__SUPPLIED DATA__:
## start

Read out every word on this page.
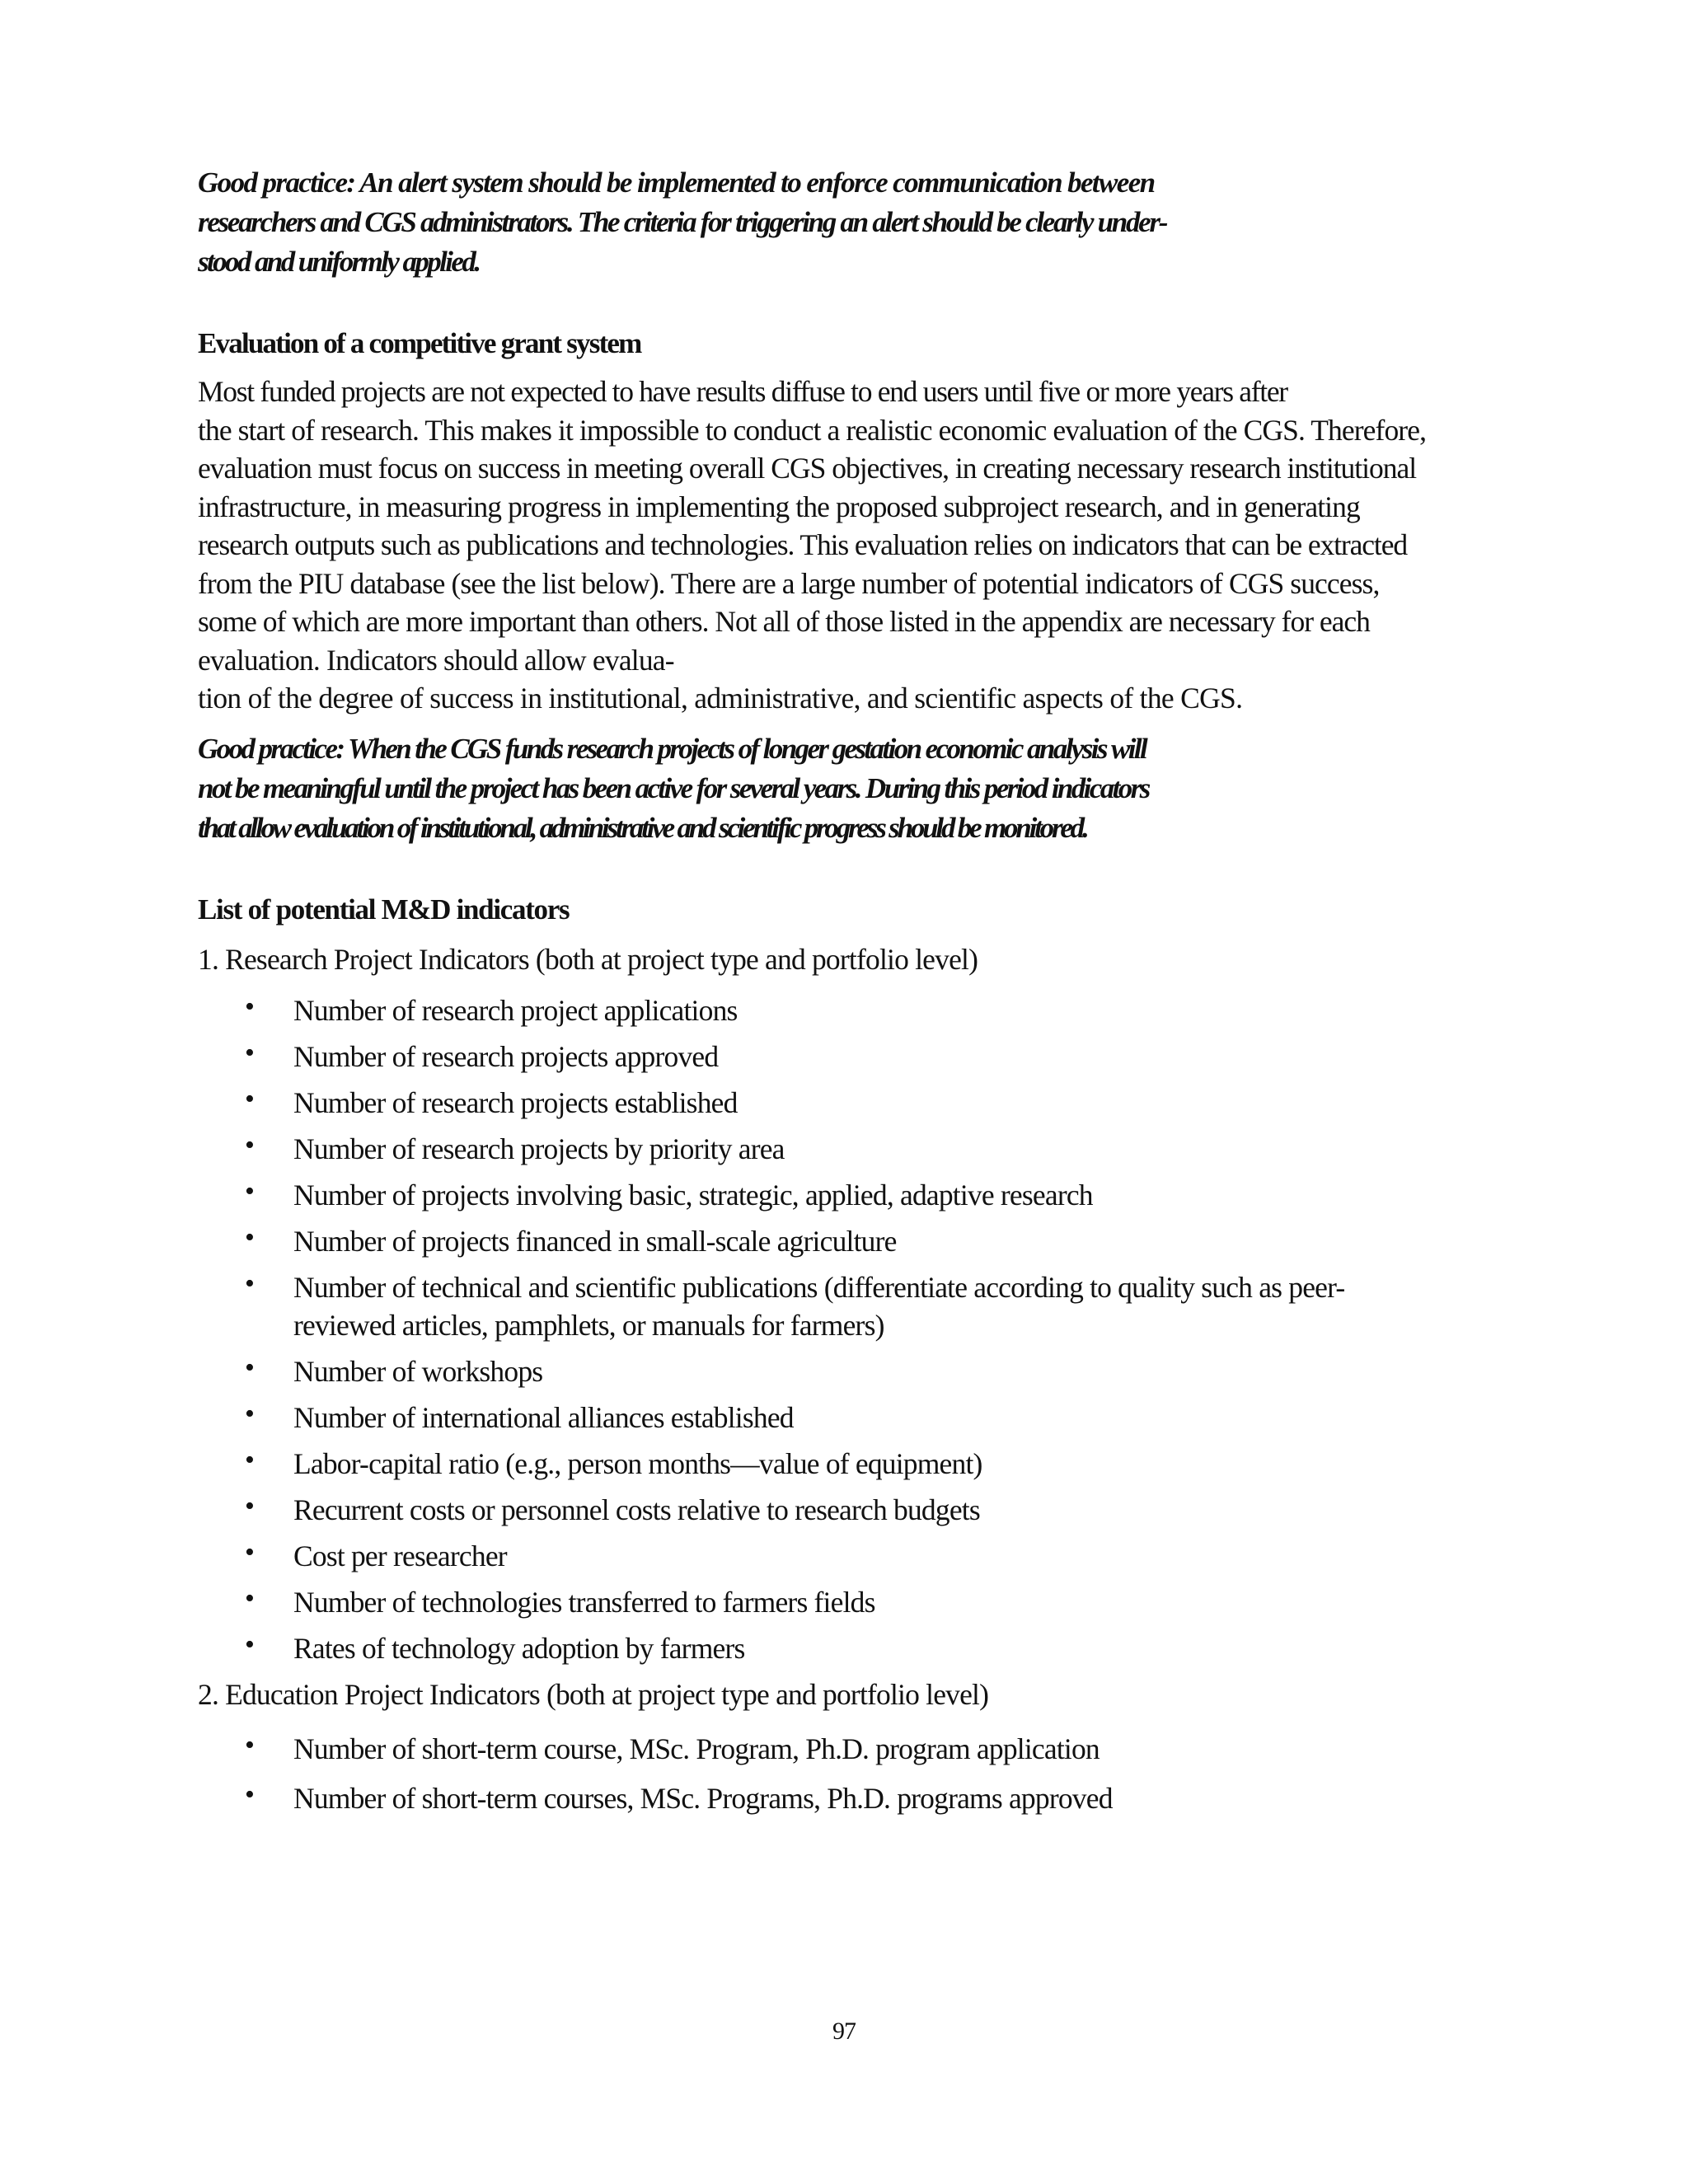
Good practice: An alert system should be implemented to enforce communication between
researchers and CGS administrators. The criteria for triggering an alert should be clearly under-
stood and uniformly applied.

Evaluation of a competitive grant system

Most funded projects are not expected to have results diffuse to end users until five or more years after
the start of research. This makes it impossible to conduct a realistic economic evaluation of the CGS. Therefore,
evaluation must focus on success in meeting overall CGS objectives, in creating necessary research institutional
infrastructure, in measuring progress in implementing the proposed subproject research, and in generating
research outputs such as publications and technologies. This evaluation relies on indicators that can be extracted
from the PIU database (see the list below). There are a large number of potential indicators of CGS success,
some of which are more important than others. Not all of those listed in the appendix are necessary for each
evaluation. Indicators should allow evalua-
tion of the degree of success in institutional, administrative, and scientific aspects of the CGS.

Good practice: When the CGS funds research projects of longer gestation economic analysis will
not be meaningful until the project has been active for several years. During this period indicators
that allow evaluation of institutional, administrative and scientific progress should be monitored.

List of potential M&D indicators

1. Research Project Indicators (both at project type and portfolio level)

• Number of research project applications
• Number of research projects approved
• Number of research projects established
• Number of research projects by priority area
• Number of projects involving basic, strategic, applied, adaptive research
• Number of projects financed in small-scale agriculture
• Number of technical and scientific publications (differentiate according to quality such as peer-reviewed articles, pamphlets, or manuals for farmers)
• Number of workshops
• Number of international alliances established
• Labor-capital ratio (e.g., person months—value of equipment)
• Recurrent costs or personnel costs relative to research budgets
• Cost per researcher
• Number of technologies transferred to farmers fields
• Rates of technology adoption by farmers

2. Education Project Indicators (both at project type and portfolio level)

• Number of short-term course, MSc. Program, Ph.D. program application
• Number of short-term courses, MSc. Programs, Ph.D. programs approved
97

## end
## start

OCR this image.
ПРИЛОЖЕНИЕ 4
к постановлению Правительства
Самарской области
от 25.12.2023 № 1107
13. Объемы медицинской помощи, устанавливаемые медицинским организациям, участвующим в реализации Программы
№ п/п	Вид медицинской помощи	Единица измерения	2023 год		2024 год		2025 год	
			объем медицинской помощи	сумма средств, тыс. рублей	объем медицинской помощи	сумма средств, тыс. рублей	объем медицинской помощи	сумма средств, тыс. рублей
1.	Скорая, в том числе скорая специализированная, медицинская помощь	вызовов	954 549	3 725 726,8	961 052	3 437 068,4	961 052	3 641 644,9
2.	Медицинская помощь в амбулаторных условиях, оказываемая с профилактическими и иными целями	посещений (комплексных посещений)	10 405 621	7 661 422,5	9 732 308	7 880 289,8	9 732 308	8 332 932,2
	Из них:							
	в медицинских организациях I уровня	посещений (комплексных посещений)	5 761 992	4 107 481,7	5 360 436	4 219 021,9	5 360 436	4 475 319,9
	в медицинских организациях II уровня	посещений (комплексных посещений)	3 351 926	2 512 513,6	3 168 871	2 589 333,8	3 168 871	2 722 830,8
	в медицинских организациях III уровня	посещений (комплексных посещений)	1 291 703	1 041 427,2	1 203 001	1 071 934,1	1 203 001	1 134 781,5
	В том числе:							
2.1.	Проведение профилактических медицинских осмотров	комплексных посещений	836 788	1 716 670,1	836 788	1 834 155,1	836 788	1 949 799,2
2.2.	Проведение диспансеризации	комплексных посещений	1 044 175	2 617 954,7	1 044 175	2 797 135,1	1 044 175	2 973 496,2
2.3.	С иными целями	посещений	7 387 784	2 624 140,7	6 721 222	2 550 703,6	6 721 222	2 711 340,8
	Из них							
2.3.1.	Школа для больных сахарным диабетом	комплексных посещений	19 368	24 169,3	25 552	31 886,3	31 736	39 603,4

## end

__TASK BRIEF__: Using the entries above, find all lines with "both". Copy them.

__SOLUTION TO THIS PROBLEM__:
1. Research Project Indicators (both at project type and portfolio level)
2. Education Project Indicators (both at project type and portfolio level)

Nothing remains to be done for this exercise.